- **AIM**: Tally the lines in the following entries that include the word "Nodes"; state only the total.

- **A run of records**:
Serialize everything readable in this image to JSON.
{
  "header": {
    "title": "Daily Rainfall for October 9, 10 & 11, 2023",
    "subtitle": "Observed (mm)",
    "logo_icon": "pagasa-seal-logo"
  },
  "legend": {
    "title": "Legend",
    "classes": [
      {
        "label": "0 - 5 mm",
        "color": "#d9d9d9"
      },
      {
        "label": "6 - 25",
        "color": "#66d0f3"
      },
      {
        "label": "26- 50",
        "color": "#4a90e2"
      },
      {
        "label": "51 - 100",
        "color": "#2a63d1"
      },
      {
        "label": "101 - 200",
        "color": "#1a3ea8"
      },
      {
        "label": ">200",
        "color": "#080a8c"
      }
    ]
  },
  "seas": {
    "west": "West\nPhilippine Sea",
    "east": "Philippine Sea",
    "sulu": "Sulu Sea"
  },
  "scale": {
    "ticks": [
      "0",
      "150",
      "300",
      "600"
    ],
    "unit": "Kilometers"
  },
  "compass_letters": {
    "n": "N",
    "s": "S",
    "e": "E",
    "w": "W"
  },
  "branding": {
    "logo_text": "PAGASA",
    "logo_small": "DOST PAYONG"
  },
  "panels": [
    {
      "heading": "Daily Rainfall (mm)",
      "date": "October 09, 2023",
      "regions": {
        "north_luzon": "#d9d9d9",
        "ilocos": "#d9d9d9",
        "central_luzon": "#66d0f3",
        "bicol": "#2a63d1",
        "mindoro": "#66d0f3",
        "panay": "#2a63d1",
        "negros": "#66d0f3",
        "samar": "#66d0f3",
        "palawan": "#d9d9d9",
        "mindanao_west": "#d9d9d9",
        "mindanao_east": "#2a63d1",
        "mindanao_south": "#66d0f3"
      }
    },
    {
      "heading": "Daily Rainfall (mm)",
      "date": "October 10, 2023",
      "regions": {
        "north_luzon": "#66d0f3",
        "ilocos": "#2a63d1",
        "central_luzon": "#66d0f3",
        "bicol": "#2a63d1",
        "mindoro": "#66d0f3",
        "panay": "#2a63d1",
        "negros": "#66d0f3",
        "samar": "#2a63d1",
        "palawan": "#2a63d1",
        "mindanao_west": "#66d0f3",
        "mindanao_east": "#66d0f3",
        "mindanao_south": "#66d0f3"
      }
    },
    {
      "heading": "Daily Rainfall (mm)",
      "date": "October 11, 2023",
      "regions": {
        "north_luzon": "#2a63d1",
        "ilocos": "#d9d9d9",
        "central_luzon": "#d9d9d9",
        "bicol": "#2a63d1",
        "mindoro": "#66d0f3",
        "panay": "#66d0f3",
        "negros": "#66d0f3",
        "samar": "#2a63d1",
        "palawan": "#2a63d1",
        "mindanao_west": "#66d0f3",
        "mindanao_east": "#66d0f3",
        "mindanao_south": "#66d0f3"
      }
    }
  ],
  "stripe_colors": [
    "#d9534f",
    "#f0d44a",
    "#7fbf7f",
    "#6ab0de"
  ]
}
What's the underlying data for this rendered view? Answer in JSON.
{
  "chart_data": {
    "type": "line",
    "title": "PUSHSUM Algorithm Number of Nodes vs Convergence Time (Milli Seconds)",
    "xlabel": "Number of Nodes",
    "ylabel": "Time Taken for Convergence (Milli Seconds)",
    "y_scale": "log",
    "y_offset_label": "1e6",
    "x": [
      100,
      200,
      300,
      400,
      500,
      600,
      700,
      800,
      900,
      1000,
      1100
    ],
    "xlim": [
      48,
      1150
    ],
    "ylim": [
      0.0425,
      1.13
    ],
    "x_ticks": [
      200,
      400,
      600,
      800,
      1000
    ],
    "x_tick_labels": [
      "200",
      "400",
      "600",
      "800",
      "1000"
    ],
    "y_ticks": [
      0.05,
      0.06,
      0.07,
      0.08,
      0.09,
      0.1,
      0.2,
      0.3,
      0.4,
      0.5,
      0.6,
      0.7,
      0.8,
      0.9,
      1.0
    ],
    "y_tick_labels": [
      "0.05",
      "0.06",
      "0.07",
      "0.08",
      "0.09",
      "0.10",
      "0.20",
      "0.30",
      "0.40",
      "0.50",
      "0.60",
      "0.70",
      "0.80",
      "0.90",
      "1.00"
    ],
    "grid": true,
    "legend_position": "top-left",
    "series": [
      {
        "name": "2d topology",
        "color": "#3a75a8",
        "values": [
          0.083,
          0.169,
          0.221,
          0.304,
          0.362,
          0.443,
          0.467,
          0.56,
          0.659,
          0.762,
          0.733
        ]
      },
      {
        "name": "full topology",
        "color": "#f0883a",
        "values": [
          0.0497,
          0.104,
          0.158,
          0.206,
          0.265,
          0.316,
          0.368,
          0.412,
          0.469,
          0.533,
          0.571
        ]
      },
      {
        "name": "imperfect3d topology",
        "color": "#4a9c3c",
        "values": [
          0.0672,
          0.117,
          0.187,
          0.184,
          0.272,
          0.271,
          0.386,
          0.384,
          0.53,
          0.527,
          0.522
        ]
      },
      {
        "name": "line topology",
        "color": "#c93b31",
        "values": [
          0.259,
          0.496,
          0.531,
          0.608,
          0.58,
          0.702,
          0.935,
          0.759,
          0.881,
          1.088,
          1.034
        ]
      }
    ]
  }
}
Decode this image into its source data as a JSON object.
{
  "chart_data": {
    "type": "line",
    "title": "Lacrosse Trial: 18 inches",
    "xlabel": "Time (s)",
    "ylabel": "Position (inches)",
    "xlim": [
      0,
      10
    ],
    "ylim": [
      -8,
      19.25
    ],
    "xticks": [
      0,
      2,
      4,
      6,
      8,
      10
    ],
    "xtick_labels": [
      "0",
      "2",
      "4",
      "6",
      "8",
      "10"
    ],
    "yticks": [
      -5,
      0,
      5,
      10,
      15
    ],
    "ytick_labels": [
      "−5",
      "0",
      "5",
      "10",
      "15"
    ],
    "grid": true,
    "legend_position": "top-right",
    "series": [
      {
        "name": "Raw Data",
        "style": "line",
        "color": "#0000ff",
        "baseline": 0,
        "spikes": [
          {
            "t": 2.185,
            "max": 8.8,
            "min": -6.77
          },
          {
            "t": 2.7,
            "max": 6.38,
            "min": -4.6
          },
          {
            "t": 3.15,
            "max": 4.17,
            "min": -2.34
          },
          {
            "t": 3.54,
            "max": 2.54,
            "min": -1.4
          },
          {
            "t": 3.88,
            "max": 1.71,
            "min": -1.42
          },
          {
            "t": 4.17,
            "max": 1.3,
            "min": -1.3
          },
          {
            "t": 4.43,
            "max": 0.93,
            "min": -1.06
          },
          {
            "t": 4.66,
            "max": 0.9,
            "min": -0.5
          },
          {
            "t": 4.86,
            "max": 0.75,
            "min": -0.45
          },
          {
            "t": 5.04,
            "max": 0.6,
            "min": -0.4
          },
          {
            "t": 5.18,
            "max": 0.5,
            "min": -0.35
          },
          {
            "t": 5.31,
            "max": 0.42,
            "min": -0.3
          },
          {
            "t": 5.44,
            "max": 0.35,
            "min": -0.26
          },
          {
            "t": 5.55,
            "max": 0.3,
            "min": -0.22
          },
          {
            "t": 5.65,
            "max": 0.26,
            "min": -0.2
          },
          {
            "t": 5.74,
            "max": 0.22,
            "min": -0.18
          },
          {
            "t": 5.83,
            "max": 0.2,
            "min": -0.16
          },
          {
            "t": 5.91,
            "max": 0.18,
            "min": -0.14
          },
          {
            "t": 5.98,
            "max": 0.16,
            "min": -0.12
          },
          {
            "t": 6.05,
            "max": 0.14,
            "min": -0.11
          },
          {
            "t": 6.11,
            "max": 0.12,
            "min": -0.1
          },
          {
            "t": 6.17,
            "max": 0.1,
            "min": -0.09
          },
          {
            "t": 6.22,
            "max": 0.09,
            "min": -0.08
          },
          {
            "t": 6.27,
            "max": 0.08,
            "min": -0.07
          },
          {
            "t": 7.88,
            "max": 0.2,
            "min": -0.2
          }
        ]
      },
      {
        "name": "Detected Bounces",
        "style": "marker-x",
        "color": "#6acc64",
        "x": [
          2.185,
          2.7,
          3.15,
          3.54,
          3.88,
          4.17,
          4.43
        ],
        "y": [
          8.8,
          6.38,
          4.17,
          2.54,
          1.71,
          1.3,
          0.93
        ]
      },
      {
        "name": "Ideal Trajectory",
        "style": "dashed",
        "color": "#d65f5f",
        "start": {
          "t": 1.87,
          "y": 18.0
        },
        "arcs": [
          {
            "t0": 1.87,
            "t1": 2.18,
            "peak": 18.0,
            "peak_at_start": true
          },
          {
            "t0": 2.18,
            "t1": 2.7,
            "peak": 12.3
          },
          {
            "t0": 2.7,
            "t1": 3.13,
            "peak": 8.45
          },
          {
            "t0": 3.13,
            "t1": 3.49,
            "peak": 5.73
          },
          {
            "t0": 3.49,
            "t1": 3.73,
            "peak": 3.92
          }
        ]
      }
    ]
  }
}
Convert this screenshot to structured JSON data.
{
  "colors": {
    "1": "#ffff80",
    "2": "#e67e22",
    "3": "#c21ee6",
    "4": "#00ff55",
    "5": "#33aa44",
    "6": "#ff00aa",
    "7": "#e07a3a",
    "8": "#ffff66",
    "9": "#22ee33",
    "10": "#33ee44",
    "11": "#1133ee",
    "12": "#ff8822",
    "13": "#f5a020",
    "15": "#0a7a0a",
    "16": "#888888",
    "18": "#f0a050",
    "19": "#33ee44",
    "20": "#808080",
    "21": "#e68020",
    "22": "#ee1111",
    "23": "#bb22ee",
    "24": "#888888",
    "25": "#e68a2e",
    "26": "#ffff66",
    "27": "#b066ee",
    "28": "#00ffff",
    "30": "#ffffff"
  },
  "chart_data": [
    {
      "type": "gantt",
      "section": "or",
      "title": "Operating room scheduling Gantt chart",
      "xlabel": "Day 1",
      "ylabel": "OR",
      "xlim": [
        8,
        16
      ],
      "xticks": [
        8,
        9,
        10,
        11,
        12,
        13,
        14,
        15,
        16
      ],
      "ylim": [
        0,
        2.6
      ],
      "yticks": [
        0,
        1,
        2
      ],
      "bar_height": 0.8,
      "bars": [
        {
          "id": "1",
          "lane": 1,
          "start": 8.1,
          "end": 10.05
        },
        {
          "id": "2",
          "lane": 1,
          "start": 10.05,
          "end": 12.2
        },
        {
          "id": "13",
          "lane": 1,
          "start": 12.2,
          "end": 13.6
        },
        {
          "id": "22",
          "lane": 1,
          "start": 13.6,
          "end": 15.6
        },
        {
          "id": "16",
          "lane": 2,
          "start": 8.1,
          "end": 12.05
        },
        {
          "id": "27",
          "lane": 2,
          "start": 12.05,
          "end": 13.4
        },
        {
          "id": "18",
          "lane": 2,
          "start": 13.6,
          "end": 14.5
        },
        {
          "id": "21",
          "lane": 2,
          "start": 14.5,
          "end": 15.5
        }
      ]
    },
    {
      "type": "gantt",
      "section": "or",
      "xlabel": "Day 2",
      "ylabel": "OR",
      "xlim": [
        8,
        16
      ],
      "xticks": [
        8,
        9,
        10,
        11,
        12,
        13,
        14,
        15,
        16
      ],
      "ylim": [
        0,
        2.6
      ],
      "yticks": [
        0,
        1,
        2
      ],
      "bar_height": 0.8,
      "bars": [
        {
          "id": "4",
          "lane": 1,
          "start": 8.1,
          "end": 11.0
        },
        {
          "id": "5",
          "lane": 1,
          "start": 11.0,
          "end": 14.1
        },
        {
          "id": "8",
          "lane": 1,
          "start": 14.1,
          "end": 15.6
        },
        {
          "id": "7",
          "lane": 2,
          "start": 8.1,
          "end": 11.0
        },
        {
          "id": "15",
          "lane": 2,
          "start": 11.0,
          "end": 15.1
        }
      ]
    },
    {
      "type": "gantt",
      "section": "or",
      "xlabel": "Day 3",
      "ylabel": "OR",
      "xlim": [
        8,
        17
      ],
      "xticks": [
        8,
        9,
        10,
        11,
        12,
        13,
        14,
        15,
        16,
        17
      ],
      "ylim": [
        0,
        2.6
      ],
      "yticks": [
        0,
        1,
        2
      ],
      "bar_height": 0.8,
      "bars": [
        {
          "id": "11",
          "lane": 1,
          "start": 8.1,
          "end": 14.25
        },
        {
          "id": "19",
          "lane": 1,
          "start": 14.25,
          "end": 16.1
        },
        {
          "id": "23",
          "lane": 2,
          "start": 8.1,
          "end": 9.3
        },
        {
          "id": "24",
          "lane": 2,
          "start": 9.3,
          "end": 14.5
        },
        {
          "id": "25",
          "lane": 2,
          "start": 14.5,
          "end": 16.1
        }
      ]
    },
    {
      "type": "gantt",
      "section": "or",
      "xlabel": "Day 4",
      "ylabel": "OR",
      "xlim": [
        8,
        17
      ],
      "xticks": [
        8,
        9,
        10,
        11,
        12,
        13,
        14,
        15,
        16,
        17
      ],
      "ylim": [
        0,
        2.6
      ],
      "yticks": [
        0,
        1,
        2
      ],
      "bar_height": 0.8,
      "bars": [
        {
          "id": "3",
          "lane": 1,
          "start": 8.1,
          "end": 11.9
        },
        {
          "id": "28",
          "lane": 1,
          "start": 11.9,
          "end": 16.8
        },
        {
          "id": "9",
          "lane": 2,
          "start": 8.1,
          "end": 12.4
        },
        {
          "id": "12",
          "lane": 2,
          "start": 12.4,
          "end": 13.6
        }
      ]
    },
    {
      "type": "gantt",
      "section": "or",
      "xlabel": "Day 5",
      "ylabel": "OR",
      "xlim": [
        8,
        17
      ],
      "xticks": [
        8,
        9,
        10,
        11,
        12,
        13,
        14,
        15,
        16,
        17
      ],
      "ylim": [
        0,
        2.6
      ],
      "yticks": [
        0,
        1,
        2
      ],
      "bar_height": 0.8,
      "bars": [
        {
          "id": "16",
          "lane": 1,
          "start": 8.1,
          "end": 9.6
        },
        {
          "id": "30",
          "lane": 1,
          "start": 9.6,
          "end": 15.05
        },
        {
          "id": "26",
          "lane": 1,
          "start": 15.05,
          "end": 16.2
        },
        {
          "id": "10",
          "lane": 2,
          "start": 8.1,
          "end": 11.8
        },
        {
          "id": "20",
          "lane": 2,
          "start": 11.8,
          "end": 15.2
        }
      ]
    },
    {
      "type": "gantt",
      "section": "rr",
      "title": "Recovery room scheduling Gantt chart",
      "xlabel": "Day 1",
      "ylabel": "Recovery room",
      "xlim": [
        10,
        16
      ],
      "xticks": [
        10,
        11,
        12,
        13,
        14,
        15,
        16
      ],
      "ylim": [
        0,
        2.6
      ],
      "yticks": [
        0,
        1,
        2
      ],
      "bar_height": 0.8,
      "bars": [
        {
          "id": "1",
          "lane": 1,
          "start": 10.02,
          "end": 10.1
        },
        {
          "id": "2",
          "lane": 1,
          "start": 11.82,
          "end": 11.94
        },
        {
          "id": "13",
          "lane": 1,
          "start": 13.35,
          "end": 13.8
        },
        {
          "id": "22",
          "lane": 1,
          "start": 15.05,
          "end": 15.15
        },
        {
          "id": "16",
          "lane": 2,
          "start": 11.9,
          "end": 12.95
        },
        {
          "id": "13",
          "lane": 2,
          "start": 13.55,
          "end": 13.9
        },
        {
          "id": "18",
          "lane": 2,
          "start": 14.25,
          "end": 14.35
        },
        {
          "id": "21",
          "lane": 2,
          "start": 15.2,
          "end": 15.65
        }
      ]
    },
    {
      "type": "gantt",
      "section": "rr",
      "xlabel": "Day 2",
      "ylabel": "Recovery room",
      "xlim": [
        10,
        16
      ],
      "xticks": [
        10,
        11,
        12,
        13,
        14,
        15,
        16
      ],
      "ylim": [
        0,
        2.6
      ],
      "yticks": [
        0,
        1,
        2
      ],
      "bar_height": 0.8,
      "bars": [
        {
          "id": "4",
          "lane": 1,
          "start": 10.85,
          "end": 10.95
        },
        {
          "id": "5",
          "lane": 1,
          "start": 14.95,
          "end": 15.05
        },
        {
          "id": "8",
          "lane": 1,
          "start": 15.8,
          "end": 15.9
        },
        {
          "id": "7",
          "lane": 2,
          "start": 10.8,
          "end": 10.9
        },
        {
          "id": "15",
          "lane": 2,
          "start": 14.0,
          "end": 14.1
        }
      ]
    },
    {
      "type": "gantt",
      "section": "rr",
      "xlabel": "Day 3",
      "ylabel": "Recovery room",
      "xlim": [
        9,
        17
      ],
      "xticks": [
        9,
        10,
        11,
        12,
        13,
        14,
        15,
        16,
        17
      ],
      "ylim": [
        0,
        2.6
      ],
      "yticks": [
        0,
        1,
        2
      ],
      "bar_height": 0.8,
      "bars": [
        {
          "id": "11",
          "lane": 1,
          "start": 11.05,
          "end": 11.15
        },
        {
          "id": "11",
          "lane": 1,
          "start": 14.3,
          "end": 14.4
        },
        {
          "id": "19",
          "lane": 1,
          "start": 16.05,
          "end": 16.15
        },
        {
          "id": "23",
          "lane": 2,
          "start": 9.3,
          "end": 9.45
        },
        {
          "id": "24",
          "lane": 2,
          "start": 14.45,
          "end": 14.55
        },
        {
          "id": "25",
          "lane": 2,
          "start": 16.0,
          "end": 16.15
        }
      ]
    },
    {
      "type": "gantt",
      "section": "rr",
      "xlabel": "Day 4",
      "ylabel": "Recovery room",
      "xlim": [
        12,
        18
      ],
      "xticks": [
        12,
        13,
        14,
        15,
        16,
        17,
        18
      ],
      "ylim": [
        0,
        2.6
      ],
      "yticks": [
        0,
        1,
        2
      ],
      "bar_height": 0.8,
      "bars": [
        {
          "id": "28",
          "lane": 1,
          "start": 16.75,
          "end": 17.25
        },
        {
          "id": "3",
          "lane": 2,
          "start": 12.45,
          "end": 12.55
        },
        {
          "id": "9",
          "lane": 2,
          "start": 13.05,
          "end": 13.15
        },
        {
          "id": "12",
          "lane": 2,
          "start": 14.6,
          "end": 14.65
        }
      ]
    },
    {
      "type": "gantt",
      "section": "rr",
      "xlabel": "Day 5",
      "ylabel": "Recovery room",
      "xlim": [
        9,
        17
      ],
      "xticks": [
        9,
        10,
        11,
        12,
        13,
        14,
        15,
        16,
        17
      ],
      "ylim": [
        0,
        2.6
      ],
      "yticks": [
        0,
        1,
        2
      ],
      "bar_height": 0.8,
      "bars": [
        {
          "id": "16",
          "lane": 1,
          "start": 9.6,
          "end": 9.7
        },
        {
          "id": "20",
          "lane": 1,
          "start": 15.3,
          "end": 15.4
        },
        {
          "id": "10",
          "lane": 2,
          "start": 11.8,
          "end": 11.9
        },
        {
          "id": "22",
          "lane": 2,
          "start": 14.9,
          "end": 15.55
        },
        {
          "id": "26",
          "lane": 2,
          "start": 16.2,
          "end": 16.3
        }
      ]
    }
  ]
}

- **SOLUTION**: 2